[Figure dataset records]
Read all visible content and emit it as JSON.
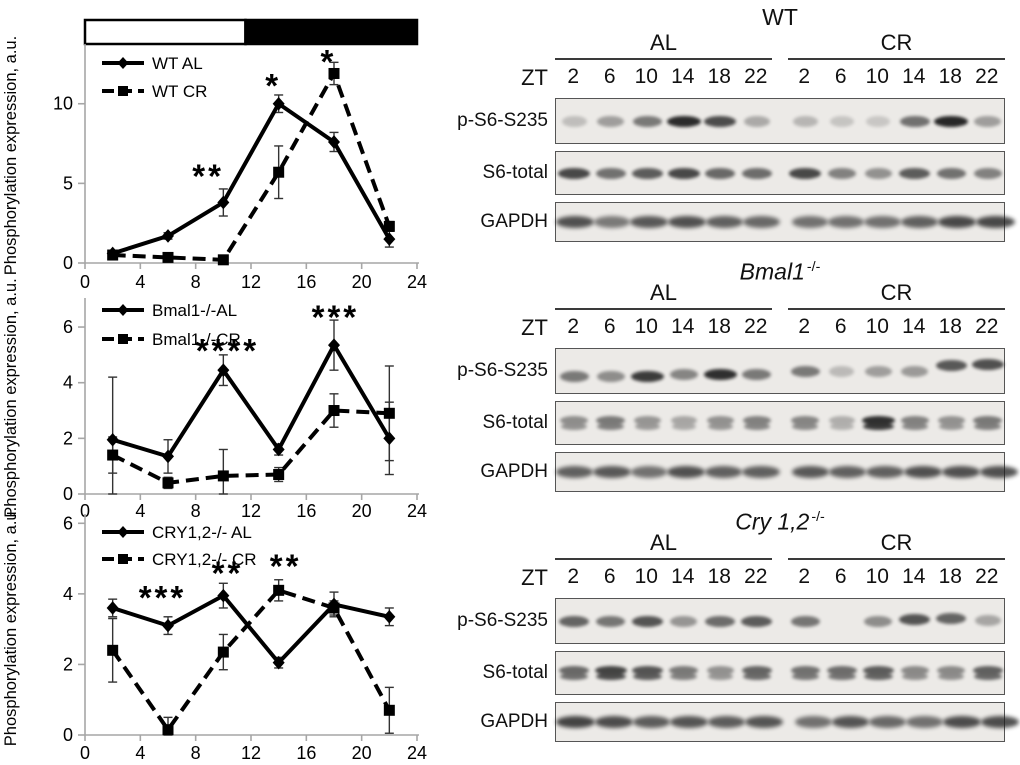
{
  "colors": {
    "line": "#000000",
    "axis": "#a6a6a6",
    "tick_text": "#000000",
    "blot_background": "#eceae7",
    "band": "#1d1d1d",
    "light_bar": "#ffffff",
    "dark_bar": "#000000"
  },
  "chart_data": [
    {
      "type": "line",
      "name": "wt",
      "ylabel": "Phosphorylation expression, a.u.",
      "xlim": [
        0,
        24
      ],
      "xticks": [
        0,
        4,
        8,
        12,
        16,
        20,
        24
      ],
      "ylim": [
        0,
        13.5
      ],
      "yticks": [
        0,
        5,
        10
      ],
      "x": [
        2,
        6,
        10,
        14,
        18,
        22
      ],
      "light_dark_bar": {
        "light_span": [
          0,
          11.6
        ],
        "dark_span": [
          11.6,
          24
        ]
      },
      "series": [
        {
          "name": "WT AL",
          "line": "solid",
          "marker": "diamond",
          "values": [
            0.6,
            1.7,
            3.8,
            10.0,
            7.6,
            1.5
          ],
          "errors": [
            0.2,
            0.2,
            0.85,
            0.55,
            0.6,
            0.5
          ]
        },
        {
          "name": "WT CR",
          "line": "dashed",
          "marker": "square",
          "values": [
            0.5,
            0.35,
            0.2,
            5.7,
            11.9,
            2.3
          ],
          "errors": [
            0.25,
            0.15,
            0.1,
            1.65,
            0.7,
            0.3
          ]
        }
      ],
      "annotations": [
        {
          "text": "**",
          "x": 8.9,
          "y": 5.8
        },
        {
          "text": "*",
          "x": 13.6,
          "y": 11.5
        },
        {
          "text": "*",
          "x": 17.6,
          "y": 13.0
        }
      ]
    },
    {
      "type": "line",
      "name": "bmal1",
      "ylabel": "Phosphorylation expression, a.u.",
      "xlim": [
        0,
        24
      ],
      "xticks": [
        0,
        4,
        8,
        12,
        16,
        20,
        24
      ],
      "ylim": [
        0,
        6.9
      ],
      "yticks": [
        0,
        2,
        4,
        6
      ],
      "x": [
        2,
        6,
        10,
        14,
        18,
        22
      ],
      "series": [
        {
          "name": "Bmal1-/-AL",
          "line": "solid",
          "marker": "diamond",
          "values": [
            1.95,
            1.35,
            4.45,
            1.6,
            5.35,
            2.0
          ],
          "errors": [
            2.25,
            0.6,
            0.55,
            0.2,
            0.9,
            1.3
          ]
        },
        {
          "name": "Bmal1-/-CR",
          "line": "dashed",
          "marker": "square",
          "values": [
            1.4,
            0.4,
            0.65,
            0.7,
            3.0,
            2.9
          ],
          "errors": [
            0.65,
            0.2,
            0.95,
            0.25,
            0.6,
            1.7
          ]
        }
      ],
      "annotations": [
        {
          "text": "****",
          "x": 10.3,
          "y": 5.35
        },
        {
          "text": "***",
          "x": 18.1,
          "y": 6.55
        }
      ]
    },
    {
      "type": "line",
      "name": "cry12",
      "ylabel": "Phosphorylation expression, a.u.",
      "xlim": [
        0,
        24
      ],
      "xticks": [
        0,
        4,
        8,
        12,
        16,
        20,
        24
      ],
      "ylim": [
        0,
        6.15
      ],
      "yticks": [
        0,
        2,
        4,
        6
      ],
      "x": [
        2,
        6,
        10,
        14,
        18,
        22
      ],
      "series": [
        {
          "name": "CRY1,2-/- AL",
          "line": "solid",
          "marker": "diamond",
          "values": [
            3.6,
            3.1,
            3.95,
            2.05,
            3.7,
            3.35
          ],
          "errors": [
            0.25,
            0.25,
            0.35,
            0.15,
            0.35,
            0.25
          ]
        },
        {
          "name": "CRY1,2-/- CR",
          "line": "dashed",
          "marker": "square",
          "values": [
            2.4,
            0.15,
            2.35,
            4.1,
            3.6,
            0.7
          ],
          "errors": [
            0.9,
            0.35,
            0.5,
            0.3,
            0.2,
            0.65
          ]
        }
      ],
      "annotations": [
        {
          "text": "***",
          "x": 5.6,
          "y": 4.05
        },
        {
          "text": "**",
          "x": 10.3,
          "y": 4.75
        },
        {
          "text": "**",
          "x": 14.5,
          "y": 4.95
        }
      ]
    }
  ],
  "blots": {
    "zt_label": "ZT",
    "group_labels": [
      "AL",
      "CR"
    ],
    "lane_labels": [
      "2",
      "6",
      "10",
      "14",
      "18",
      "22",
      "2",
      "6",
      "10",
      "14",
      "18",
      "22"
    ],
    "row_labels": [
      "p-S6-S235",
      "S6-total",
      "GAPDH"
    ],
    "panels": [
      {
        "title": "WT",
        "title_italic": false,
        "title_sup": "",
        "rows": [
          {
            "label": "p-S6-S235",
            "style": "single",
            "intensities": [
              0.08,
              0.28,
              0.5,
              0.97,
              0.78,
              0.2,
              0.12,
              0.04,
              0.02,
              0.55,
              1.0,
              0.28
            ]
          },
          {
            "label": "S6-total",
            "style": "single",
            "intensities": [
              0.8,
              0.55,
              0.68,
              0.8,
              0.6,
              0.58,
              0.8,
              0.45,
              0.35,
              0.68,
              0.55,
              0.45
            ]
          },
          {
            "label": "GAPDH",
            "style": "wide",
            "intensities": [
              0.75,
              0.5,
              0.7,
              0.75,
              0.65,
              0.6,
              0.55,
              0.55,
              0.55,
              0.65,
              0.8,
              0.8
            ]
          }
        ]
      },
      {
        "title": "Bmal1",
        "title_italic": true,
        "title_sup": "-/-",
        "rows": [
          {
            "label": "p-S6-S235",
            "style": "single",
            "intensities": [
              0.5,
              0.38,
              0.88,
              0.42,
              0.95,
              0.5,
              0.5,
              0.1,
              0.28,
              0.3,
              0.7,
              0.75
            ],
            "offsets": [
              5,
              5,
              5,
              3,
              3,
              3,
              0,
              0,
              0,
              0,
              -6,
              -7
            ]
          },
          {
            "label": "S6-total",
            "style": "double",
            "intensities": [
              0.38,
              0.5,
              0.32,
              0.22,
              0.35,
              0.45,
              0.42,
              0.18,
              0.95,
              0.45,
              0.35,
              0.5
            ]
          },
          {
            "label": "GAPDH",
            "style": "wide",
            "intensities": [
              0.65,
              0.7,
              0.55,
              0.75,
              0.65,
              0.65,
              0.7,
              0.65,
              0.65,
              0.75,
              0.75,
              0.75
            ]
          }
        ]
      },
      {
        "title": "Cry 1,2",
        "title_italic": true,
        "title_sup": "-/-",
        "rows": [
          {
            "label": "p-S6-S235",
            "style": "single",
            "intensities": [
              0.62,
              0.52,
              0.72,
              0.32,
              0.58,
              0.68,
              0.52,
              0.0,
              0.38,
              0.72,
              0.62,
              0.22
            ],
            "offsets": [
              0,
              0,
              0,
              0,
              0,
              0,
              0,
              0,
              0,
              -2,
              -3,
              -1
            ]
          },
          {
            "label": "S6-total",
            "style": "double",
            "intensities": [
              0.6,
              0.82,
              0.72,
              0.5,
              0.35,
              0.62,
              0.55,
              0.58,
              0.68,
              0.4,
              0.4,
              0.65
            ]
          },
          {
            "label": "GAPDH",
            "style": "wide",
            "intensities": [
              0.82,
              0.78,
              0.68,
              0.72,
              0.68,
              0.72,
              0.55,
              0.72,
              0.6,
              0.55,
              0.78,
              0.78
            ]
          }
        ]
      }
    ]
  }
}
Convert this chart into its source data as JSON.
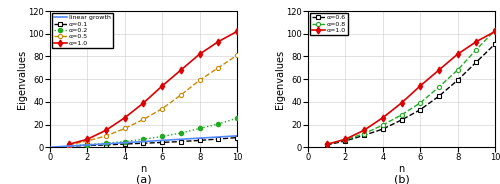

▸ Problem description: Retype the whole listing exactly and leave the pictures out.

▸ Correct result:
Read all visible content and emit it as JSON.
{
  "colors": {
    "line": "#000000",
    "axis": "#a6a6a6",
    "tick_text": "#000000",
    "blot_background": "#eceae7",
    "band": "#1d1d1d",
    "light_bar": "#ffffff",
    "dark_bar": "#000000"
  },
  "chart_data": [
    {
      "type": "line",
      "name": "wt",
      "ylabel": "Phosphorylation expression, a.u.",
      "xlim": [
        0,
        24
      ],
      "xticks": [
        0,
        4,
        8,
        12,
        16,
        20,
        24
      ],
      "ylim": [
        0,
        13.5
      ],
      "yticks": [
        0,
        5,
        10
      ],
      "x": [
        2,
        6,
        10,
        14,
        18,
        22
      ],
      "light_dark_bar": {
        "light_span": [
          0,
          11.6
        ],
        "dark_span": [
          11.6,
          24
        ]
      },
      "series": [
        {
          "name": "WT AL",
          "line": "solid",
          "marker": "diamond",
          "values": [
            0.6,
            1.7,
            3.8,
            10.0,
            7.6,
            1.5
          ],
          "errors": [
            0.2,
            0.2,
            0.85,
            0.55,
            0.6,
            0.5
          ]
        },
        {
          "name": "WT CR",
          "line": "dashed",
          "marker": "square",
          "values": [
            0.5,
            0.35,
            0.2,
            5.7,
            11.9,
            2.3
          ],
          "errors": [
            0.25,
            0.15,
            0.1,
            1.65,
            0.7,
            0.3
          ]
        }
      ],
      "annotations": [
        {
          "text": "**",
          "x": 8.9,
          "y": 5.8
        },
        {
          "text": "*",
          "x": 13.6,
          "y": 11.5
        },
        {
          "text": "*",
          "x": 17.6,
          "y": 13.0
        }
      ]
    },
    {
      "type": "line",
      "name": "bmal1",
      "ylabel": "Phosphorylation expression, a.u.",
      "xlim": [
        0,
        24
      ],
      "xticks": [
        0,
        4,
        8,
        12,
        16,
        20,
        24
      ],
      "ylim": [
        0,
        6.9
      ],
      "yticks": [
        0,
        2,
        4,
        6
      ],
      "x": [
        2,
        6,
        10,
        14,
        18,
        22
      ],
      "series": [
        {
          "name": "Bmal1-/-AL",
          "line": "solid",
          "marker": "diamond",
          "values": [
            1.95,
            1.35,
            4.45,
            1.6,
            5.35,
            2.0
          ],
          "errors": [
            2.25,
            0.6,
            0.55,
            0.2,
            0.9,
            1.3
          ]
        },
        {
          "name": "Bmal1-/-CR",
          "line": "dashed",
          "marker": "square",
          "values": [
            1.4,
            0.4,
            0.65,
            0.7,
            3.0,
            2.9
          ],
          "errors": [
            0.65,
            0.2,
            0.95,
            0.25,
            0.6,
            1.7
          ]
        }
      ],
      "annotations": [
        {
          "text": "****",
          "x": 10.3,
          "y": 5.35
        },
        {
          "text": "***",
          "x": 18.1,
          "y": 6.55
        }
      ]
    },
    {
      "type": "line",
      "name": "cry12",
      "ylabel": "Phosphorylation expression, a.u.",
      "xlim": [
        0,
        24
      ],
      "xticks": [
        0,
        4,
        8,
        12,
        16,
        20,
        24
      ],
      "ylim": [
        0,
        6.15
      ],
      "yticks": [
        0,
        2,
        4,
        6
      ],
      "x": [
        2,
        6,
        10,
        14,
        18,
        22
      ],
      "series": [
        {
          "name": "CRY1,2-/- AL",
          "line": "solid",
          "marker": "diamond",
          "values": [
            3.6,
            3.1,
            3.95,
            2.05,
            3.7,
            3.35
          ],
          "errors": [
            0.25,
            0.25,
            0.35,
            0.15,
            0.35,
            0.25
          ]
        },
        {
          "name": "CRY1,2-/- CR",
          "line": "dashed",
          "marker": "square",
          "values": [
            2.4,
            0.15,
            2.35,
            4.1,
            3.6,
            0.7
          ],
          "errors": [
            0.9,
            0.35,
            0.5,
            0.3,
            0.2,
            0.65
          ]
        }
      ],
      "annotations": [
        {
          "text": "***",
          "x": 5.6,
          "y": 4.05
        },
        {
          "text": "**",
          "x": 10.3,
          "y": 4.75
        },
        {
          "text": "**",
          "x": 14.5,
          "y": 4.95
        }
      ]
    }
  ],
  "blots": {
    "zt_label": "ZT",
    "group_labels": [
      "AL",
      "CR"
    ],
    "lane_labels": [
      "2",
      "6",
      "10",
      "14",
      "18",
      "22",
      "2",
      "6",
      "10",
      "14",
      "18",
      "22"
    ],
    "row_labels": [
      "p-S6-S235",
      "S6-total",
      "GAPDH"
    ],
    "panels": [
      {
        "title": "WT",
        "title_italic": false,
        "title_sup": "",
        "rows": [
          {
            "label": "p-S6-S235",
            "style": "single",
            "intensities": [
              0.08,
              0.28,
              0.5,
              0.97,
              0.78,
              0.2,
              0.12,
              0.04,
              0.02,
              0.55,
              1.0,
              0.28
            ]
          },
          {
            "label": "S6-total",
            "style": "single",
            "intensities": [
              0.8,
              0.55,
              0.68,
              0.8,
              0.6,
              0.58,
              0.8,
              0.45,
              0.35,
              0.68,
              0.55,
              0.45
            ]
          },
          {
            "label": "GAPDH",
            "style": "wide",
            "intensities": [
              0.75,
              0.5,
              0.7,
              0.75,
              0.65,
              0.6,
              0.55,
              0.55,
              0.55,
              0.65,
              0.8,
              0.8
            ]
          }
        ]
      },
      {
        "title": "Bmal1",
        "title_italic": true,
        "title_sup": "-/-",
        "rows": [
          {
            "label": "p-S6-S235",
            "style": "single",
            "intensities": [
              0.5,
              0.38,
              0.88,
              0.42,
              0.95,
              0.5,
              0.5,
              0.1,
              0.28,
              0.3,
              0.7,
              0.75
            ],
            "offsets": [
              5,
              5,
              5,
              3,
              3,
              3,
              0,
              0,
              0,
              0,
              -6,
              -7
            ]
          },
          {
            "label": "S6-total",
            "style": "double",
            "intensities": [
              0.38,
              0.5,
              0.32,
              0.22,
              0.35,
              0.45,
              0.42,
              0.18,
              0.95,
              0.45,
              0.35,
              0.5
            ]
          },
          {
            "label": "GAPDH",
            "style": "wide",
            "intensities": [
              0.65,
              0.7,
              0.55,
              0.75,
              0.65,
              0.65,
              0.7,
              0.65,
              0.65,
              0.75,
              0.75,
              0.75
            ]
          }
        ]
      },
      {
        "title": "Cry 1,2",
        "title_italic": true,
        "title_sup": "-/-",
        "rows": [
          {
            "label": "p-S6-S235",
            "style": "single",
            "intensities": [
              0.62,
              0.52,
              0.72,
              0.32,
              0.58,
              0.68,
              0.52,
              0.0,
              0.38,
              0.72,
              0.62,
              0.22
            ],
            "offsets": [
              0,
              0,
              0,
              0,
              0,
              0,
              0,
              0,
              0,
              -2,
              -3,
              -1
            ]
          },
          {
            "label": "S6-total",
            "style": "double",
            "intensities": [
              0.6,
              0.82,
              0.72,
              0.5,
              0.35,
              0.62,
              0.55,
              0.58,
              0.68,
              0.4,
              0.4,
              0.65
            ]
          },
          {
            "label": "GAPDH",
            "style": "wide",
            "intensities": [
              0.82,
              0.78,
              0.68,
              0.72,
              0.68,
              0.72,
              0.55,
              0.72,
              0.6,
              0.55,
              0.78,
              0.78
            ]
          }
        ]
      }
    ]
  }
}
Convert this chart into its source data as JSON.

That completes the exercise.